The Prime Minister made a brief statement in Parliament to which the Leader of the Opposition - Sir Keir Starmer - responded.
After Starmer spoke, Johnson referred to Starmer as a "former Director of Public Prosecutions"and continued - "... although he spent most of his time prosecuting journalists and failing to prosecute Jimmy Savile, as far as I can make out - chose to use this moment continually to prejudge a police inquiry..... "
Starmer was DPP - (the head of the Crown Prosecution Service) - from 1 November 2008 to 1 November 2013. The post of DPP has existed since the appointment of Sir John Maule QC who was DPP from 1880 to 1884. The Prosecution of Offences Act 1985 created the Crown Prosecution Service (CPS) and made the DPP its head.
In taking decisions to prosecute, the CPS applies both an evidential test (realistic prospect of conviction) and a public interest test - i,e. whether it is in the public interest to prosecute. Both tests can sometimes be difficult to apply and decisions taken by prosecutors, particularly in high profile cases, can be controversial.
It is true that a number of journalists were prosecuted during Starmer's time as DPP.
For example, Operation Elveden was a police investigation into allegations of inappropriate payments to Police Officers and other public officials. The Operation ran for 5 years and ended in February 2016. Most notably, 5 journalists were acquitted at the Old Bailey in March 2015. The charges against the 5 related to paying public officials for stories.
In 2013, Starmer introduced new legal guidelines aimed at giving greater weight to the public interest in reporting news when prosecutors are making charging decisions relating to journalists - The Guardian 18 October 2013. The latest guidance is on the CPS website.
The late Jimmy Savile (1926-2011) was a sexual predator over many years. He was thought to have committed hundreds of offences but was never prosecuted. According to a Justice Inspectorate report (link below), Savile's first known offence was in 1955.
As reported by The Independent 1 February 2022 - in 2009 the CPS decided not to prosecute Savile. According to reports at the time, the 2009 decision was taken on the basis of insufficient evidence but the decision was taken by a prosecutor in the CPS and not by Starmer personally.

§ Stated exercise A
Reproduce the rows verbatim, starting with the row that contains "compound 18: 97%, 91%" and going on through the row that contains "results list column 3: 17".
The rows that follow have no connection to the passage on Starmer's record as DPP.

§ Supplied entries
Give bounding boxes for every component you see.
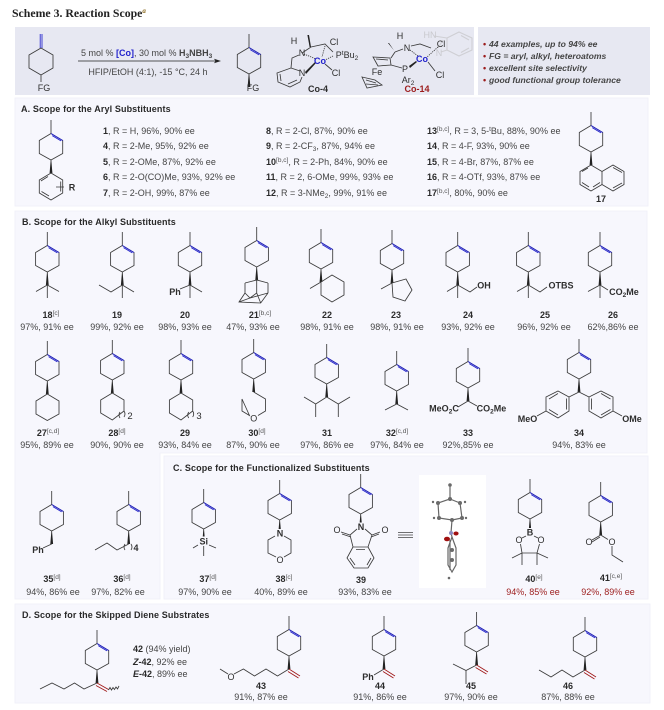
compound 18: 97%, 91% ee bbox=[20, 322, 74, 332]
compound 37 bbox=[178, 489, 232, 597]
compound 37: [d] bbox=[209, 574, 217, 581]
catalyst Co-14: Fe bbox=[372, 67, 382, 77]
compound 45 bbox=[444, 612, 498, 702]
arrow with conditions: NBH bbox=[189, 48, 209, 58]
results list column 3: [b,c] bbox=[437, 188, 449, 195]
results list column 2: [b,c] bbox=[276, 157, 288, 164]
compound 41: O bbox=[585, 537, 593, 547]
panel: D skipped diene substrates bbox=[15, 604, 650, 703]
compound 35: 35 bbox=[43, 574, 53, 584]
bullet list bbox=[483, 39, 621, 85]
compound 28: 90%, 90% ee bbox=[90, 440, 144, 450]
results list column 3: 17 bbox=[427, 188, 437, 198]
catalyst Co-14: Cl bbox=[436, 70, 444, 80]
catalyst Co-4: P bbox=[336, 50, 342, 60]
compound 22: 22 bbox=[322, 310, 332, 320]
compound 41 bbox=[581, 482, 635, 597]
arrow with conditions: HFIP/EtOH (4:1), -15 °C, 24 h bbox=[88, 67, 208, 77]
panel: highlights bbox=[478, 27, 650, 95]
catalyst Co-4: N bbox=[299, 68, 305, 78]
compound 24 bbox=[441, 232, 495, 332]
compound 44: 91%, 86% ee bbox=[353, 692, 407, 702]
compound 38: N bbox=[277, 528, 283, 538]
compound 46: 87%, 88% ee bbox=[541, 692, 595, 702]
compound 39: 93%, 83% ee bbox=[338, 587, 392, 597]
compound 26: 26 bbox=[608, 310, 618, 320]
compound 32 bbox=[370, 351, 424, 450]
compound 43: O bbox=[227, 672, 235, 682]
compound 26: CO bbox=[609, 287, 623, 297]
compound 28 bbox=[90, 340, 144, 450]
results list column 3: , 80%, 90% ee bbox=[449, 188, 508, 198]
compound 36: 4 bbox=[133, 543, 139, 553]
compound 44 bbox=[353, 616, 407, 702]
compound 34: MeO bbox=[518, 414, 537, 424]
title: a bbox=[142, 7, 146, 15]
compound 39: N bbox=[358, 522, 364, 532]
catalyst Co-14: P bbox=[402, 64, 408, 74]
catalyst Co-14: Ar bbox=[402, 75, 411, 85]
compound 40 bbox=[506, 479, 560, 597]
compound 40: 94%, 85% ee bbox=[506, 587, 560, 597]
bullet list: • bbox=[483, 39, 486, 49]
results list column 2: , 87%, 94% ee bbox=[316, 141, 375, 151]
compound 36 bbox=[91, 491, 145, 597]
compound 29 bbox=[158, 340, 212, 450]
compound 29: 93%, 84% ee bbox=[158, 440, 212, 450]
compound 35: 94%, 86% ee bbox=[26, 587, 80, 597]
results list column 2: 12, R = 3-NMe bbox=[266, 188, 325, 198]
compound 38: 40%, 89% ee bbox=[254, 587, 308, 597]
compound 21: [b,c] bbox=[259, 310, 271, 317]
compound 21: 47%, 93% ee bbox=[226, 322, 280, 332]
compound 29: 3 bbox=[196, 411, 202, 422]
compound 37: Si bbox=[199, 536, 208, 546]
compound 38: [c] bbox=[286, 574, 293, 581]
results list column 2 bbox=[266, 126, 393, 200]
compound 36: 36 bbox=[113, 574, 123, 584]
compound 36: 97%, 82% ee bbox=[91, 587, 145, 597]
catalyst Co-4: Cl bbox=[330, 37, 338, 47]
panel: B alkyl substituents bbox=[15, 211, 647, 599]
bullet list: • bbox=[483, 63, 486, 73]
results list column 1: 6, R = 2-O(CO)Me, 93%, 92% ee bbox=[103, 172, 235, 182]
compound 45: 45 bbox=[466, 681, 476, 691]
aryl general structure bbox=[39, 120, 76, 200]
results list column 3: 13 bbox=[427, 126, 437, 136]
compound 27: 27 bbox=[37, 428, 47, 438]
heading D: D. Scope for the Skipped Diene Substrates bbox=[22, 610, 209, 620]
compound 31 bbox=[300, 344, 354, 450]
compound 25: OTBS bbox=[548, 280, 574, 290]
compound 32: 97%, 84% ee bbox=[370, 440, 424, 450]
compound 23: 23 bbox=[391, 310, 401, 320]
compound 46 bbox=[539, 617, 597, 702]
compound 33: 2 bbox=[490, 408, 494, 416]
title: Scheme 3. Reaction Scope bbox=[12, 6, 142, 20]
compound 27: [c,d] bbox=[47, 428, 59, 435]
compound 30 bbox=[226, 339, 280, 450]
catalyst Co-4: 2 bbox=[355, 55, 359, 62]
compound 23 bbox=[370, 230, 424, 332]
bullet list: 44 examples, up to 94% ee bbox=[488, 39, 598, 49]
compound 42 results: E-42, 89% ee bbox=[133, 669, 188, 679]
compound 42 results: 42 (94% yield) bbox=[133, 644, 191, 654]
compound 27 bbox=[20, 341, 74, 450]
compound 33 bbox=[429, 348, 506, 450]
compound 41: 41 bbox=[600, 573, 610, 583]
compound 35: Ph bbox=[32, 545, 44, 555]
catalyst Co-14: N bbox=[404, 43, 410, 53]
heading C: C. Scope for the Functionalized Substituents bbox=[173, 463, 370, 473]
catalyst Co-14: Co bbox=[416, 54, 428, 64]
compound 28: 2 bbox=[127, 411, 133, 422]
product: FG bbox=[247, 83, 259, 93]
compound 34: 34 bbox=[574, 428, 584, 438]
heading A: A. Scope for the Aryl Substituents bbox=[21, 104, 171, 114]
compound 33: 2 bbox=[449, 408, 453, 416]
results list column 2: 10 bbox=[266, 157, 276, 167]
compound 21 bbox=[226, 227, 280, 332]
compound 23: 98%, 91% ee bbox=[370, 322, 424, 332]
catalyst Co-14: N bbox=[436, 48, 442, 58]
compound 19: 19 bbox=[112, 310, 122, 320]
catalyst Co-4: t bbox=[342, 50, 344, 57]
compound 31: 31 bbox=[322, 428, 332, 438]
results list column 1: 7, R = 2-OH, 99%, 87% ee bbox=[103, 188, 210, 198]
compound 25: 25 bbox=[540, 310, 550, 320]
catalyst Co-14: Cl bbox=[437, 39, 445, 49]
compound 20: Ph bbox=[169, 287, 181, 297]
compound 20: 98%, 93% ee bbox=[158, 322, 212, 332]
compound 19: 99%, 92% ee bbox=[90, 322, 144, 332]
crystal structure image bbox=[419, 475, 486, 588]
compound 45: 97%, 90% ee bbox=[444, 692, 498, 702]
compound 41: [c,e] bbox=[610, 573, 622, 580]
catalyst Co-4: Bu bbox=[344, 50, 355, 60]
icon: starting material bbox=[29, 34, 53, 93]
compound 40: B bbox=[527, 528, 534, 538]
arrow with conditions: 3 bbox=[186, 53, 190, 60]
results list column 3: , R = 3, 5- bbox=[449, 126, 489, 136]
catalyst Co-14 bbox=[362, 30, 472, 94]
catalyst Co-14: Co-14 bbox=[404, 84, 430, 94]
compound 26 bbox=[587, 232, 639, 332]
arrow with conditions bbox=[78, 48, 221, 77]
compound 38: O bbox=[276, 555, 284, 565]
panel: C functionalized substituents bbox=[164, 456, 648, 599]
compound 24: 93%, 92% ee bbox=[441, 322, 495, 332]
compound 17: 17 bbox=[596, 194, 606, 204]
compound 36: [d] bbox=[123, 574, 131, 581]
compound 22 bbox=[300, 229, 354, 332]
compound 43 bbox=[220, 616, 301, 702]
arrow with conditions: 3 bbox=[209, 53, 213, 60]
icon: starting material: FG bbox=[38, 83, 50, 93]
compound 40: [e] bbox=[535, 574, 543, 581]
catalyst Co-14: HN bbox=[424, 30, 436, 40]
catalyst Co-4: H bbox=[291, 36, 297, 46]
compound 40: O bbox=[515, 535, 523, 545]
compound 25 bbox=[517, 232, 574, 332]
compound 38: 38 bbox=[276, 574, 286, 584]
compound 20: 20 bbox=[180, 310, 190, 320]
compound 37: 97%, 90% ee bbox=[178, 587, 232, 597]
results list column 3: 16, R = 4-OTf, 93%, 87% ee bbox=[427, 172, 540, 182]
catalyst Co-4 bbox=[277, 35, 359, 94]
compound 19 bbox=[90, 232, 144, 332]
compound 30: [d] bbox=[258, 428, 266, 435]
compound 34: 94%, 83% ee bbox=[552, 440, 606, 450]
compound 34 bbox=[518, 339, 642, 450]
bullet list: • bbox=[483, 75, 486, 85]
compound 30: 30 bbox=[248, 428, 258, 438]
equivalence symbol bbox=[398, 532, 413, 538]
bullet list: good functional group tolerance bbox=[488, 75, 621, 85]
catalyst Co-14: H bbox=[397, 31, 403, 41]
results list column 1 bbox=[103, 126, 235, 198]
bullet list: FG = aryl, alkyl, heteroatoms bbox=[489, 51, 606, 61]
compound 27: 95%, 89% ee bbox=[20, 440, 74, 450]
compound 37: 37 bbox=[199, 574, 209, 584]
results list column 2: 8, R = 2-Cl, 87%, 90% ee bbox=[266, 126, 368, 136]
compound 18: [c] bbox=[53, 310, 60, 317]
results list column 2: 2 bbox=[325, 193, 329, 200]
compound 33: Me bbox=[494, 404, 506, 414]
compound 24: 24 bbox=[463, 310, 473, 320]
catalyst Co-4: Co-4 bbox=[308, 84, 328, 94]
catalyst Co-4: Co bbox=[314, 56, 326, 66]
compound 39: 39 bbox=[356, 575, 366, 585]
results list column 2: 9, R = 2-CF bbox=[266, 141, 313, 151]
results list column 2: , 99%, 91% ee bbox=[328, 188, 387, 198]
compound 26: Me bbox=[626, 287, 639, 297]
compound 35: [d] bbox=[53, 574, 61, 581]
compound 21: 21 bbox=[249, 310, 259, 320]
compound 33: 33 bbox=[463, 428, 473, 438]
compound 46: 46 bbox=[563, 681, 573, 691]
panel: A aryl substituents bbox=[15, 98, 648, 206]
compound 30: O bbox=[250, 414, 257, 424]
compound 41: O bbox=[608, 537, 616, 547]
compound 29: 29 bbox=[180, 428, 190, 438]
compound 40: O bbox=[537, 535, 545, 545]
results list column 3: 14, R = 4-F, 93%, 90% ee bbox=[427, 141, 530, 151]
compound 33: CO bbox=[477, 404, 490, 414]
compound 35 bbox=[26, 491, 80, 597]
arrow with conditions: 5 mol % [Co], 30 mol % H bbox=[81, 48, 186, 58]
compound 28: [d] bbox=[118, 428, 126, 435]
results list column 1: 1, R = H, 96%, 90% ee bbox=[103, 126, 195, 136]
results list column 3: t bbox=[489, 126, 491, 133]
aryl general structure: R bbox=[69, 182, 76, 192]
compound 39: O bbox=[381, 525, 389, 535]
compound 38 bbox=[254, 480, 308, 597]
product bbox=[237, 34, 261, 93]
compound 44: 44 bbox=[375, 681, 385, 691]
heading B: B. Scope for the Alkyl Substituents bbox=[22, 217, 176, 227]
results list column 2: , R = 2-Ph, 84%, 90% ee bbox=[288, 157, 388, 167]
compound 33: MeO bbox=[429, 404, 449, 414]
results list column 1: 4, R = 2-Me, 95%, 92% ee bbox=[103, 141, 209, 151]
compound 41: 92%, 89% ee bbox=[581, 587, 635, 597]
compound 32: 32 bbox=[386, 428, 396, 438]
catalyst Co-4: Cl bbox=[332, 68, 340, 78]
results list column 2: 11, R = 2, 6-OMe, 99%, 93% ee bbox=[266, 172, 393, 182]
compound 26: 62%,86% ee bbox=[587, 322, 639, 332]
compound 39 bbox=[333, 474, 392, 597]
compound 39: O bbox=[333, 525, 341, 535]
compound 42 bbox=[40, 630, 119, 692]
compound 40: 40 bbox=[525, 574, 535, 584]
compound 28: 28 bbox=[108, 428, 118, 438]
results list column 1: 5, R = 2-OMe, 87%, 92% ee bbox=[103, 157, 216, 167]
results list column 3 bbox=[427, 126, 560, 198]
results list column 2: 3 bbox=[313, 146, 317, 153]
compound 43: 91%, 87% ee bbox=[234, 692, 288, 702]
compound 42 results: Z-42, 92% ee bbox=[132, 657, 187, 667]
compound 34: OMe bbox=[622, 414, 642, 424]
compound 32: [c,d] bbox=[396, 428, 408, 435]
compound 20 bbox=[158, 232, 212, 332]
compound 42 results bbox=[132, 644, 191, 679]
catalyst Co-14: 2 bbox=[411, 80, 415, 87]
bullet list: • bbox=[483, 51, 486, 61]
results list column 3: Bu, 88%, 90% ee bbox=[491, 126, 560, 136]
compound 26: 2 bbox=[623, 292, 627, 299]
results list column 3: 15, R = 4-Br, 87%, 87% ee bbox=[427, 157, 534, 167]
compound 31: 97%, 86% ee bbox=[300, 440, 354, 450]
catalyst Co-4: N bbox=[299, 48, 305, 58]
compound 22: 98%, 91% ee bbox=[300, 322, 354, 332]
compound 44: Ph bbox=[362, 672, 374, 682]
panel: reaction scheme bbox=[15, 27, 474, 95]
compound 30: 87%, 90% ee bbox=[226, 440, 280, 450]
compound 17 bbox=[579, 112, 624, 204]
compound 25: 96%, 92% ee bbox=[517, 322, 571, 332]
results list column 3: [b,c] bbox=[437, 126, 449, 133]
compound 18 bbox=[20, 232, 74, 332]
compound 43: 43 bbox=[256, 681, 266, 691]
compound 33: 92%,85% ee bbox=[442, 440, 494, 450]
compound 24: OH bbox=[477, 280, 491, 290]
compound 33: C bbox=[452, 404, 459, 414]
bullet list: excellent site selectivity bbox=[489, 63, 588, 73]
compound 18: 18 bbox=[43, 310, 53, 320]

§ Stated exercise B
Write out the passage on Starmer's record as DPP verbatim, starting with "Starmer was DPP" and going on through "time as DPP.".

§ Solution A
compound 18: 97%, 91% ee bbox=[20, 322, 74, 332]
compound 37 bbox=[178, 489, 232, 597]
compound 37: [d] bbox=[209, 574, 217, 581]
catalyst Co-14: Fe bbox=[372, 67, 382, 77]
compound 45 bbox=[444, 612, 498, 702]
arrow with conditions: NBH bbox=[189, 48, 209, 58]
results list column 3: [b,c] bbox=[437, 188, 449, 195]
results list column 2: [b,c] bbox=[276, 157, 288, 164]
compound 41: O bbox=[585, 537, 593, 547]
panel: D skipped diene substrates bbox=[15, 604, 650, 703]
compound 35: 35 bbox=[43, 574, 53, 584]
bullet list bbox=[483, 39, 621, 85]
compound 28: 90%, 90% ee bbox=[90, 440, 144, 450]
results list column 3: 17 bbox=[427, 188, 437, 198]

§ Solution B
Starmer was DPP - (the head of the Crown Prosecution Service) - from 1 November 2008 to 1 November 2013. The post of DPP has existed since the appointment of Sir John Maule QC who was DPP from 1880 to 1884. The Prosecution of Offences Act 1985 created the Crown Prosecution Service (CPS) and made the DPP its head.
In taking decisions to prosecute, the CPS applies both an evidential test (realistic prospect of conviction) and a public interest test - i,e. whether it is in the public interest to prosecute. Both tests can sometimes be difficult to apply and decisions taken by prosecutors, particularly in high profile cases, can be controversial.
It is true that a number of journalists were prosecuted during Starmer's time as DPP.